*À FAIRE*
1. Pouvez-vous résumer en deux phrases l'extrait sur le ministère du Travail brésilien ?
2. Pourriez-vous écrire la suite de l'extrait sur le ministère du Travail brésilien, à partir de sa dernière phrase ?

*EXTRAIT*
= = = = =
Selon
Bolsonaro, le Brésil est « le pays des droits, la seule chose qui
manque c’est l’emploi ». La suppression du Ministère du Travail en est
une « conséquence logique ». Le FMI s’en réjouit.
Dans une rapide déclaration à la presse, le président élu du
Brésil, Jair Bolsonaro, a déclaré que quand il assumera son poste le 1
janvier, le ministère du Travail pourrait fusionner avec un autre,
annonçant ainsi la suppression pure et simple du Ministère chargé de
garantir les quelques droits que le régime a accordé aux travailleurs au
Brésil.
En supprimant le ministère du Travail Bolsonaro dit clairement qu’il
va gouverner ouvertement pour satisfaire les intérêts du patronat.
L’énorme niveau de travail informel, de travail précaire et de chômage
(autour de 25 millions de personnes) ainsi que les réformes de
flexibilisation du travail ne semblent en effet pas suffisants pour
Bolsonaro et ses « sponsors » du grand patronat.
= = = = =
*BLOC DE DONNÉES*
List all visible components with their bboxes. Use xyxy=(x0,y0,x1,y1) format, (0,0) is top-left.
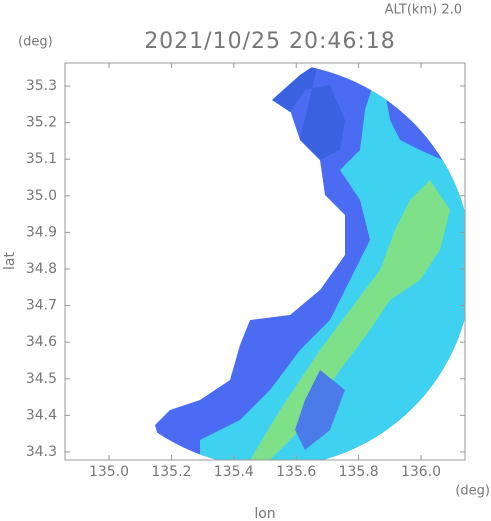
= = = = =
*RÉPONSES*
1. Jair Bolsonaro, président élu du Brésil, a annoncé que le ministère du Travail pourrait fusionner avec un autre lors de sa prise de fonction le 1er janvier, ce qui revient à supprimer le ministère chargé de garantir les droits des travailleurs. Il présente cette suppression comme une « conséquence logique », le FMI s'en réjouit, et l'extrait y voit la preuve qu'il gouvernera ouvertement pour satisfaire les intérêts du patronat.

2.
Selon les informations de la presse brésilienne, le Ministère du
Travail pourrait passer sous la tutelle du « super ministère » de
l’Economie dirigé par l’ultralibéral Paulo Guedes, admirateur des
réformes économiques de Pinochet au Chili durant la dictature. Celui-ci
et son équipe ont déjà annoncé leur volonté d’appliquer une réforme qui
donnerait aux travailleurs le « choix d’adhérer » à un régime de travail
avec plus de droits (« l’ancien ») ou à un autre avec « moins de
droits » en échange d’une paie soi-disant plus importante.
Bolsonaro, la continuité sauvage du gouvernement Temer
Ces mesures s’ajouteraient aux mesures anti-ouvrières déjà prises par
le gouvernement putschiste de Michel Temer qui, entre autres, permet le
recours illimité à la sous-traitance, y compris dans les services
d’Etat, limite le recours aux tribunaux prudhommales, généralise la
primauté des accords directs entre le patronat et le travailleur
individuel, enlève du pouvoir aux syndicats, etc.
C’est en ce sens que l’on peut affirmer que le gouvernement de
Bolsonaro-Guedes sera la « continuité sauvage » du gouvernement
réactionnaire et pro-patronat de Michel Temer. Dire que cette continuité
sera « sauvage » n’est pas simplement une affirmation
« impressionniste », il s’agit d’une réalité très concrète et très
inquiétante pour les travailleurs et les classes populaires.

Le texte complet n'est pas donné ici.